## [TASK GOAL]
What follows is a listing; restate every line of it word for word.

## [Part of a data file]
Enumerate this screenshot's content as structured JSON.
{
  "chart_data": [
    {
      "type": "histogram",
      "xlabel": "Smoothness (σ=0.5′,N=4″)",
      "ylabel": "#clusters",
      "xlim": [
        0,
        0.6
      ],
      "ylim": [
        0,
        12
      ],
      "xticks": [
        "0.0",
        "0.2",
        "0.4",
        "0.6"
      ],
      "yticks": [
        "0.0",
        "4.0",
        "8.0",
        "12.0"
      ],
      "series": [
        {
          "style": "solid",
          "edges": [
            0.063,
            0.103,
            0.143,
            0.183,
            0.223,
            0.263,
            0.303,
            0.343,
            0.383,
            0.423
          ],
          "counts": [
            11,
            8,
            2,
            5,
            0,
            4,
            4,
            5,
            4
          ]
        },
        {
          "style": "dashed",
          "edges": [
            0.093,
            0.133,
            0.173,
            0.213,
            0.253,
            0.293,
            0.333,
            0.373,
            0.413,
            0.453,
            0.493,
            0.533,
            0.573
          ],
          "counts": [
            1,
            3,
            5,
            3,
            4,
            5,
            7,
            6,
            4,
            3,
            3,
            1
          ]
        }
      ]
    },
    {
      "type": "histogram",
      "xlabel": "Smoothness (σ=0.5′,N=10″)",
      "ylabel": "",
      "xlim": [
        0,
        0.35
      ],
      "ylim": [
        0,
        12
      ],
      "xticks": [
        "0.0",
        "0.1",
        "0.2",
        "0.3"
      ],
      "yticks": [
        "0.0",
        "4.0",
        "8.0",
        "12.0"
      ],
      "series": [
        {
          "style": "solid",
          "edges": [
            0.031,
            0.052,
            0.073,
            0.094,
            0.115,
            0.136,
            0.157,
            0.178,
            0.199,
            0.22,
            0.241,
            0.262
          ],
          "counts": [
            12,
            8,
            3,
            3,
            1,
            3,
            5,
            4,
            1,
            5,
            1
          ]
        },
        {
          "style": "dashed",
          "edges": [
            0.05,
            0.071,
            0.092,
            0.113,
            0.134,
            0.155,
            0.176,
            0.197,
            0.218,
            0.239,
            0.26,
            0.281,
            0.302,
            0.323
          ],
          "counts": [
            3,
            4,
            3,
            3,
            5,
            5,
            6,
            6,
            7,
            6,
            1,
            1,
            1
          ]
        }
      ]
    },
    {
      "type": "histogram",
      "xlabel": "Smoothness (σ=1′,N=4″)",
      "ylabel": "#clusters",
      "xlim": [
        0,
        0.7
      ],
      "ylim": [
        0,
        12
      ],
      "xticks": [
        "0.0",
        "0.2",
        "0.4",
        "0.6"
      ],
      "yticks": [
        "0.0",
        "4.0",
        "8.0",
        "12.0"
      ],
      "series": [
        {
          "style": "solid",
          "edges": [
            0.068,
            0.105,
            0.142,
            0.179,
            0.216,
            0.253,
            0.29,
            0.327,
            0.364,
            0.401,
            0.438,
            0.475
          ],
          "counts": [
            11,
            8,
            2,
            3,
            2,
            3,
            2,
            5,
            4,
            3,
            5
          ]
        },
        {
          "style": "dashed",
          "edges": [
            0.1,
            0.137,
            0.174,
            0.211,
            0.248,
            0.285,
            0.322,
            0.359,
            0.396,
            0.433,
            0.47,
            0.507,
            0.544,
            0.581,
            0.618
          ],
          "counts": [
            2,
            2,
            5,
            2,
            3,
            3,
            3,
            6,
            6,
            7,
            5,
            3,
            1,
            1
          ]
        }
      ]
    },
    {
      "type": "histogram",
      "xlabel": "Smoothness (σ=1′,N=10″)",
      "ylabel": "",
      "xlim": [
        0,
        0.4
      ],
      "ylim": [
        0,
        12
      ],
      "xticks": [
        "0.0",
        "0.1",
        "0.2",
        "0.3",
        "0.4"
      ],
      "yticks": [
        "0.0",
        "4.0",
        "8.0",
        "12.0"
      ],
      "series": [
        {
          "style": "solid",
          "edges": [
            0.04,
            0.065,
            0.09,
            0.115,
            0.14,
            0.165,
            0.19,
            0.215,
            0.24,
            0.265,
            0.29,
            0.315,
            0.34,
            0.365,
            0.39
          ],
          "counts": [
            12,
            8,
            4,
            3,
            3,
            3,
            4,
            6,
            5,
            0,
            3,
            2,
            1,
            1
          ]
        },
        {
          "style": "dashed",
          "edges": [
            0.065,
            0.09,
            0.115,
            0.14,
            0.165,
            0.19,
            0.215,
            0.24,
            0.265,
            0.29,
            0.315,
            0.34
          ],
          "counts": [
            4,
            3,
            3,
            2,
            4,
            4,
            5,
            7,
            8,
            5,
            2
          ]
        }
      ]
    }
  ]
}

## [EXERCISE SOLUTION]
Enumerate this screenshot's content as structured JSON.
{
  "chart_data": [
    {
      "type": "histogram",
      "xlabel": "Smoothness (σ=0.5′,N=4″)",
      "ylabel": "#clusters",
      "xlim": [
        0,
        0.6
      ],
      "ylim": [
        0,
        12
      ],
      "xticks": [
        "0.0",
        "0.2",
        "0.4",
        "0.6"
      ],
      "yticks": [
        "0.0",
        "4.0",
        "8.0",
        "12.0"
      ],
      "series": [
        {
          "style": "solid",
          "edges": [
            0.063,
            0.103,
            0.143,
            0.183,
            0.223,
            0.263,
            0.303,
            0.343,
            0.383,
            0.423
          ],
          "counts": [
            11,
            8,
            2,
            5,
            0,
            4,
            4,
            5,
            4
          ]
        },
        {
          "style": "dashed",
          "edges": [
            0.093,
            0.133,
            0.173,
            0.213,
            0.253,
            0.293,
            0.333,
            0.373,
            0.413,
            0.453,
            0.493,
            0.533,
            0.573
          ],
          "counts": [
            1,
            3,
            5,
            3,
            4,
            5,
            7,
            6,
            4,
            3,
            3,
            1
          ]
        }
      ]
    },
    {
      "type": "histogram",
      "xlabel": "Smoothness (σ=0.5′,N=10″)",
      "ylabel": "",
      "xlim": [
        0,
        0.35
      ],
      "ylim": [
        0,
        12
      ],
      "xticks": [
        "0.0",
        "0.1",
        "0.2",
        "0.3"
      ],
      "yticks": [
        "0.0",
        "4.0",
        "8.0",
        "12.0"
      ],
      "series": [
        {
          "style": "solid",
          "edges": [
            0.031,
            0.052,
            0.073,
            0.094,
            0.115,
            0.136,
            0.157,
            0.178,
            0.199,
            0.22,
            0.241,
            0.262
          ],
          "counts": [
            12,
            8,
            3,
            3,
            1,
            3,
            5,
            4,
            1,
            5,
            1
          ]
        },
        {
          "style": "dashed",
          "edges": [
            0.05,
            0.071,
            0.092,
            0.113,
            0.134,
            0.155,
            0.176,
            0.197,
            0.218,
            0.239,
            0.26,
            0.281,
            0.302,
            0.323
          ],
          "counts": [
            3,
            4,
            3,
            3,
            5,
            5,
            6,
            6,
            7,
            6,
            1,
            1,
            1
          ]
        }
      ]
    },
    {
      "type": "histogram",
      "xlabel": "Smoothness (σ=1′,N=4″)",
      "ylabel": "#clusters",
      "xlim": [
        0,
        0.7
      ],
      "ylim": [
        0,
        12
      ],
      "xticks": [
        "0.0",
        "0.2",
        "0.4",
        "0.6"
      ],
      "yticks": [
        "0.0",
        "4.0",
        "8.0",
        "12.0"
      ],
      "series": [
        {
          "style": "solid",
          "edges": [
            0.068,
            0.105,
            0.142,
            0.179,
            0.216,
            0.253,
            0.29,
            0.327,
            0.364,
            0.401,
            0.438,
            0.475
          ],
          "counts": [
            11,
            8,
            2,
            3,
            2,
            3,
            2,
            5,
            4,
            3,
            5
          ]
        },
        {
          "style": "dashed",
          "edges": [
            0.1,
            0.137,
            0.174,
            0.211,
            0.248,
            0.285,
            0.322,
            0.359,
            0.396,
            0.433,
            0.47,
            0.507,
            0.544,
            0.581,
            0.618
          ],
          "counts": [
            2,
            2,
            5,
            2,
            3,
            3,
            3,
            6,
            6,
            7,
            5,
            3,
            1,
            1
          ]
        }
      ]
    },
    {
      "type": "histogram",
      "xlabel": "Smoothness (σ=1′,N=10″)",
      "ylabel": "",
      "xlim": [
        0,
        0.4
      ],
      "ylim": [
        0,
        12
      ],
      "xticks": [
        "0.0",
        "0.1",
        "0.2",
        "0.3",
        "0.4"
      ],
      "yticks": [
        "0.0",
        "4.0",
        "8.0",
        "12.0"
      ],
      "series": [
        {
          "style": "solid",
          "edges": [
            0.04,
            0.065,
            0.09,
            0.115,
            0.14,
            0.165,
            0.19,
            0.215,
            0.24,
            0.265,
            0.29,
            0.315,
            0.34,
            0.365,
            0.39
          ],
          "counts": [
            12,
            8,
            4,
            3,
            3,
            3,
            4,
            6,
            5,
            0,
            3,
            2,
            1,
            1
          ]
        },
        {
          "style": "dashed",
          "edges": [
            0.065,
            0.09,
            0.115,
            0.14,
            0.165,
            0.19,
            0.215,
            0.24,
            0.265,
            0.29,
            0.315,
            0.34
          ],
          "counts": [
            4,
            3,
            3,
            2,
            4,
            4,
            5,
            7,
            8,
            5,
            2
          ]
        }
      ]
    }
  ]
}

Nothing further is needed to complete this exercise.